** BEGIN **

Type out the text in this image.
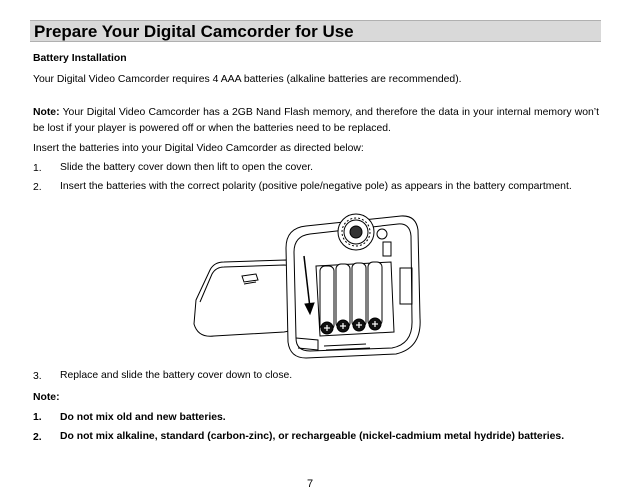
Prepare Your Digital Camcorder for Use
Battery Installation
Your Digital Video Camcorder requires 4 AAA batteries (alkaline batteries are recommended).
Note: Your Digital Video Camcorder has a 2GB Nand Flash memory, and therefore the data in your internal memory won’t be lost if your player is powered off or when the batteries need to be replaced.
Insert the batteries into your Digital Video Camcorder as directed below:
1. Slide the battery cover down then lift to open the cover.
2. Insert the batteries with the correct polarity (positive pole/negative pole) as appears in the battery compartment.
3. Replace and slide the battery cover down to close.
Note:
1. Do not mix old and new batteries.
2. Do not mix alkaline, standard (carbon-zinc), or rechargeable (nickel-cadmium metal hydride) batteries.
7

** END **

Stated problem.
From the material above, copy each line that includes the word "Video".

Output of the task.
Your Digital Video Camcorder requires 4 AAA batteries (alkaline batteries are recommended).
Note: Your Digital Video Camcorder has a 2GB Nand Flash memory, and therefore the data in your internal memory won’t be lost if your player is powered off or when the batteries need to be replaced.
Insert the batteries into your Digital Video Camcorder as directed below:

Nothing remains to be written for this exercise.